THE EXERCISE:
Reproduce word for word the lines in the rows that begin with the line containing "x-circle-icon: [269, 86, 283, 100]" and end with the line containing "connector-line: [238, 474, 239, 492]", including both of those lines.

Layout dataset entries:
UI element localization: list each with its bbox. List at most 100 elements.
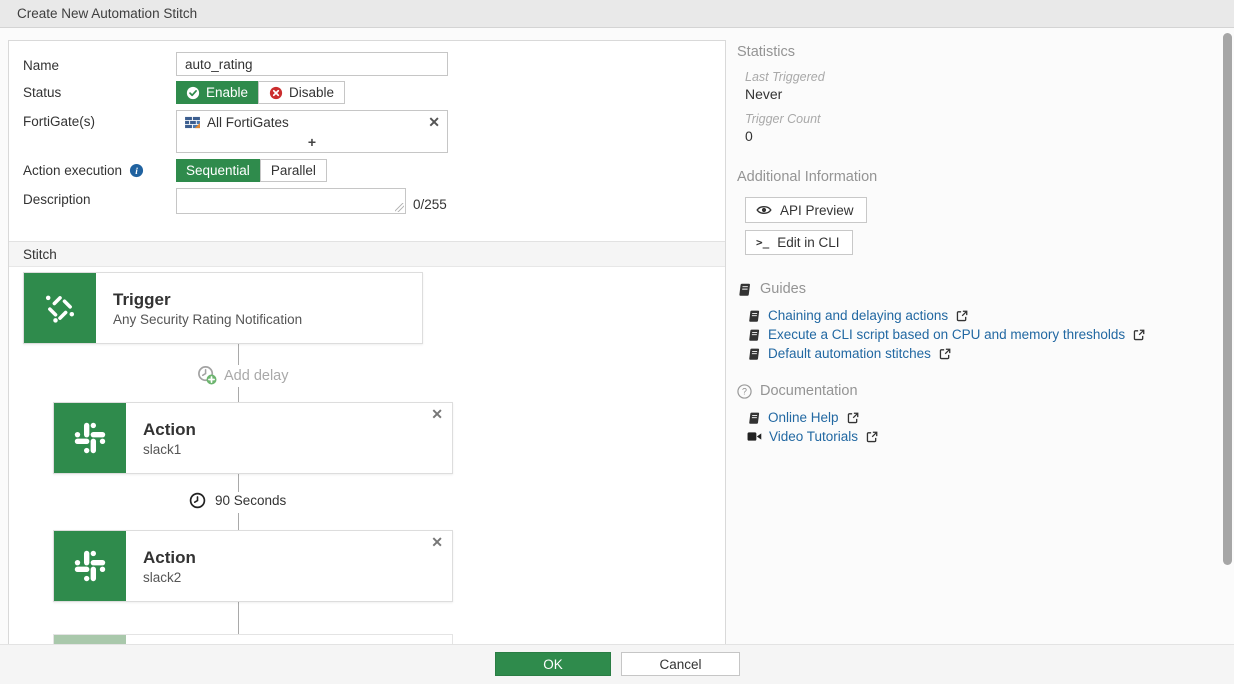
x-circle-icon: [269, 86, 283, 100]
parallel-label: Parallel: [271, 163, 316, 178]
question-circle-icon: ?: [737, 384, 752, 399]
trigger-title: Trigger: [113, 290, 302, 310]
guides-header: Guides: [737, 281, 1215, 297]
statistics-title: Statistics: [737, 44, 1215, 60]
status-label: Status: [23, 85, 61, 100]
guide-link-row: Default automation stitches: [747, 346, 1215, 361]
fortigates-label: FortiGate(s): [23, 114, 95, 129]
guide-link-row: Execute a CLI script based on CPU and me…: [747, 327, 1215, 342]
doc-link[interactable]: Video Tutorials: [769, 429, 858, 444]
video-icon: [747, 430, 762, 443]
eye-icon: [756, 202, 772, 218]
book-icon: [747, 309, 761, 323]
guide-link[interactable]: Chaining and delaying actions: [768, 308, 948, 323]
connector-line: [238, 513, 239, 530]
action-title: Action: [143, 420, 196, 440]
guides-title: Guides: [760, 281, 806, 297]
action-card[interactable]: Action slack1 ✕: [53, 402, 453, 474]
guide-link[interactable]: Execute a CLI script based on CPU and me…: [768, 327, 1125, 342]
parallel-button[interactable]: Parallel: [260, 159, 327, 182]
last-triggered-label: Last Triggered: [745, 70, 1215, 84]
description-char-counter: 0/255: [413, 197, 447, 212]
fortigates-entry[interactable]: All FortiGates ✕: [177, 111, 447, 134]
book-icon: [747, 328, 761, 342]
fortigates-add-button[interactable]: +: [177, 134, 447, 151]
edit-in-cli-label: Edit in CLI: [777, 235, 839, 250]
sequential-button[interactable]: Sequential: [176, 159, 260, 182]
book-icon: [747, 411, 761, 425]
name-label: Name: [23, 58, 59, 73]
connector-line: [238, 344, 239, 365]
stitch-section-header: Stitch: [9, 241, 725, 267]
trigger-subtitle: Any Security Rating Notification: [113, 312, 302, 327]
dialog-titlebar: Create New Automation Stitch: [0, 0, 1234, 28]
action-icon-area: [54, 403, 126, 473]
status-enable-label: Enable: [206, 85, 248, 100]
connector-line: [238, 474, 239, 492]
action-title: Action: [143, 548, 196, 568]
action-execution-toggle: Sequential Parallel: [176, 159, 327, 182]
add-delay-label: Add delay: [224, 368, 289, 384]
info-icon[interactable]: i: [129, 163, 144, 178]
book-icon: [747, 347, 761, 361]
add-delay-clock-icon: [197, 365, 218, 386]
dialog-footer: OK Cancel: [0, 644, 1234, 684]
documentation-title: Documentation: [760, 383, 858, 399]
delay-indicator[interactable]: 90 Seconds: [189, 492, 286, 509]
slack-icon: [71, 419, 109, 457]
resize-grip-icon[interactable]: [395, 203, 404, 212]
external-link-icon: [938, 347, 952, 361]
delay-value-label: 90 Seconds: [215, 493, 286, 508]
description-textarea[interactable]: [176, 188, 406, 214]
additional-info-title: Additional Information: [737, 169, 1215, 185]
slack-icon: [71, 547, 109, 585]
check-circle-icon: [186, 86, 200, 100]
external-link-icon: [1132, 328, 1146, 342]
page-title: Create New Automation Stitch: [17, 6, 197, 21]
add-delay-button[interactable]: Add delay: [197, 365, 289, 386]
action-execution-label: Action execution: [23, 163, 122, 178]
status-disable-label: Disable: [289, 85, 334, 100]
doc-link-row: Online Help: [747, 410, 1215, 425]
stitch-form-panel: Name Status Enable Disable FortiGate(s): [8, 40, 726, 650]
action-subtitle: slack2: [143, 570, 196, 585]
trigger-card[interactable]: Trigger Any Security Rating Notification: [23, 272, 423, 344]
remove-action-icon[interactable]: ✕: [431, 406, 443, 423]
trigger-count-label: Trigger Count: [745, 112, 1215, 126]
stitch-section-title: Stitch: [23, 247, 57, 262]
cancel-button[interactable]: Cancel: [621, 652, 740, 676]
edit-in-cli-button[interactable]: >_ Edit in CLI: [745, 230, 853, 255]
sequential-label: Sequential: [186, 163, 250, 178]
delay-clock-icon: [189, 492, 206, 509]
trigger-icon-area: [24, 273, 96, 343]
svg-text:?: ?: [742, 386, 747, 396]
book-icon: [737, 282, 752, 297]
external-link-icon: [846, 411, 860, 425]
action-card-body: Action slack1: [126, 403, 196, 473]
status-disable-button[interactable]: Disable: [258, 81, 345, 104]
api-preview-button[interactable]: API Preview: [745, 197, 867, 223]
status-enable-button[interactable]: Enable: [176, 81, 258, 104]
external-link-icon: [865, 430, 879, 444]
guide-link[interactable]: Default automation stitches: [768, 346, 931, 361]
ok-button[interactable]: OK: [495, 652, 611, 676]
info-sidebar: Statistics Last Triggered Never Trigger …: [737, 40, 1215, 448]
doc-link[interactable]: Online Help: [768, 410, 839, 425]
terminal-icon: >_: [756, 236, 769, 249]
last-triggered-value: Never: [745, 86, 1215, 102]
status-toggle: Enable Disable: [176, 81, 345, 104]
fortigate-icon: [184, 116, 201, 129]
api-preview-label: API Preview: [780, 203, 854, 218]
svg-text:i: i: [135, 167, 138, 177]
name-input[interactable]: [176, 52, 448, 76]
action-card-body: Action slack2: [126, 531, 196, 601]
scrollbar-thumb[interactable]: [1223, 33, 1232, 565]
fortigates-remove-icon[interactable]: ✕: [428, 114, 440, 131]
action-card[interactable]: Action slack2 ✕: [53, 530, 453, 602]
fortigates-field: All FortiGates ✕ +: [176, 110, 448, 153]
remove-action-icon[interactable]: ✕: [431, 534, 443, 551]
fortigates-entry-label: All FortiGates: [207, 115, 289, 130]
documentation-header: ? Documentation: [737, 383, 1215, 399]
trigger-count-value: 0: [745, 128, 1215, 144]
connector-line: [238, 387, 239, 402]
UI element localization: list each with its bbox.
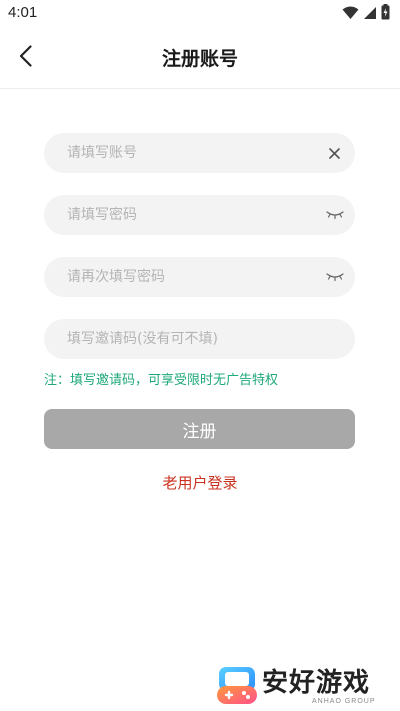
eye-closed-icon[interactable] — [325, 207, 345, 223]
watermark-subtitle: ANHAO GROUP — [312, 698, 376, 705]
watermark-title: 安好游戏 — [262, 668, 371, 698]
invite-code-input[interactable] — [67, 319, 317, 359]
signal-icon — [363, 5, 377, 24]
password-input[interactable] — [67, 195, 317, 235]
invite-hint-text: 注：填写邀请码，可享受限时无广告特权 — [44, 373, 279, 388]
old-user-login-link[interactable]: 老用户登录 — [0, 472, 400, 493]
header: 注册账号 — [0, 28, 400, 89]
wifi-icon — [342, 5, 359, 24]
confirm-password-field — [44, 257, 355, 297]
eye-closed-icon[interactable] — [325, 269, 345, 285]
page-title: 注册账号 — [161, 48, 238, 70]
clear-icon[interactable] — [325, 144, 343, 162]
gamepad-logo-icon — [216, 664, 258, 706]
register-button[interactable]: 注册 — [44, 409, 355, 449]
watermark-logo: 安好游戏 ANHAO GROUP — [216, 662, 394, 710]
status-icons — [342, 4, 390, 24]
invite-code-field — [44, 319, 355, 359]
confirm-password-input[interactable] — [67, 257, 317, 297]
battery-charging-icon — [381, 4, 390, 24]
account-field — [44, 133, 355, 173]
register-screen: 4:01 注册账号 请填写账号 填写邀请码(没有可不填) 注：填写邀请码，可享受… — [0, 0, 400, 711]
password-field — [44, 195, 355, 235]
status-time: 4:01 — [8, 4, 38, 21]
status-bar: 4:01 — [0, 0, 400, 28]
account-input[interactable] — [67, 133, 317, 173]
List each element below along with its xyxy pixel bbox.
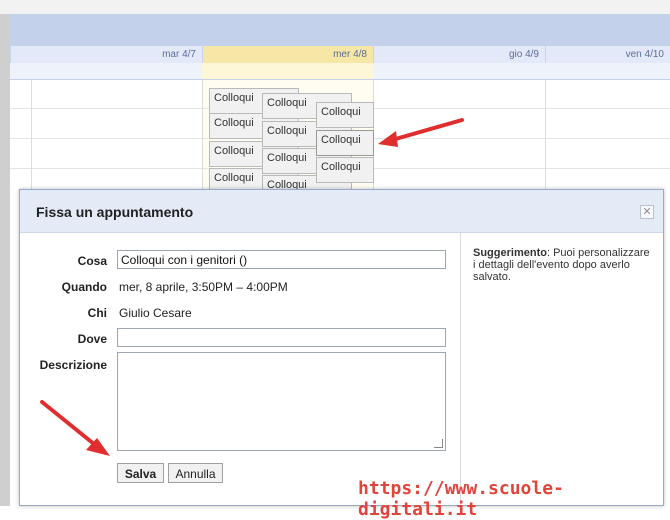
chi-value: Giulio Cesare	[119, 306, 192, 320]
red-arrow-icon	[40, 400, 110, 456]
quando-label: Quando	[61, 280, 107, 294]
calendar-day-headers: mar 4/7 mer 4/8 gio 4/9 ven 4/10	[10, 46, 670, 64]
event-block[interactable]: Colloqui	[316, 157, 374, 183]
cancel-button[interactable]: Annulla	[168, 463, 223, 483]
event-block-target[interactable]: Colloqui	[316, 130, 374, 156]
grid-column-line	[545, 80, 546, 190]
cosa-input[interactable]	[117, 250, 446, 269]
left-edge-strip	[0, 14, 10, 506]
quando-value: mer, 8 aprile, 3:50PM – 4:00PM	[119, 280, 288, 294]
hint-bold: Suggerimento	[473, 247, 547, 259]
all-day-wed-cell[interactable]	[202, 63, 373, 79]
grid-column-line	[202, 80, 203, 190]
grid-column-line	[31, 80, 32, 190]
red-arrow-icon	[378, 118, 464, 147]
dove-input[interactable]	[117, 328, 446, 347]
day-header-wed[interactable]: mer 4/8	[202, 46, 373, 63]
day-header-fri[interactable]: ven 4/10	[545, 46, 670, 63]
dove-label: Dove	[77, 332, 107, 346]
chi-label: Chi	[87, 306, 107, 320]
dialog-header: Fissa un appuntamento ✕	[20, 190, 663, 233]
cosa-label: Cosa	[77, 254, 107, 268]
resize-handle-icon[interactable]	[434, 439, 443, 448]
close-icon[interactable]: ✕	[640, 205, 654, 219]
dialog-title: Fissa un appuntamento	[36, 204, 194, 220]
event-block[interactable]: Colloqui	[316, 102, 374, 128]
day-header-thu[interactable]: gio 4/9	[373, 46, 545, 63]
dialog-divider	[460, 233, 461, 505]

RESPONSE TO THIS TASK:
x-circle-icon: [269, 86, 283, 100]
parallel-label: Parallel: [271, 163, 316, 178]
question-circle-icon: ?: [737, 384, 752, 399]
trigger-title: Trigger: [113, 290, 302, 310]
guides-header: Guides: [737, 281, 1215, 297]
statistics-title: Statistics: [737, 44, 1215, 60]
status-label: Status: [23, 85, 61, 100]
guide-link-row: Default automation stitches: [747, 346, 1215, 361]
fortigates-label: FortiGate(s): [23, 114, 95, 129]
guide-link-row: Execute a CLI script based on CPU and me…: [747, 327, 1215, 342]
doc-link[interactable]: Video Tutorials: [769, 429, 858, 444]
video-icon: [747, 430, 762, 443]
eye-icon: [756, 202, 772, 218]
book-icon: [747, 309, 761, 323]
guide-link[interactable]: Chaining and delaying actions: [768, 308, 948, 323]
connector-line: [238, 513, 239, 530]
action-title: Action: [143, 420, 196, 440]
guides-title: Guides: [760, 281, 806, 297]
action-card[interactable]: Action slack1 ✕: [53, 402, 453, 474]
guide-link[interactable]: Execute a CLI script based on CPU and me…: [768, 327, 1125, 342]
parallel-button[interactable]: Parallel: [260, 159, 327, 182]
last-triggered-label: Last Triggered: [745, 70, 1215, 84]
description-char-counter: 0/255: [413, 197, 447, 212]
fortigates-entry[interactable]: All FortiGates ✕: [177, 111, 447, 134]
book-icon: [747, 328, 761, 342]
fortigates-add-button[interactable]: +: [177, 134, 447, 151]
edit-in-cli-label: Edit in CLI: [777, 235, 839, 250]
sequential-button[interactable]: Sequential: [176, 159, 260, 182]
book-icon: [747, 411, 761, 425]
name-label: Name: [23, 58, 59, 73]
connector-line: [238, 344, 239, 365]
stitch-section-header: Stitch: [9, 241, 725, 267]
trigger-subtitle: Any Security Rating Notification: [113, 312, 302, 327]
dialog-titlebar: Create New Automation Stitch: [0, 0, 1234, 28]
action-icon-area: [54, 403, 126, 473]
status-enable-label: Enable: [206, 85, 248, 100]
connector-line: [238, 474, 239, 492]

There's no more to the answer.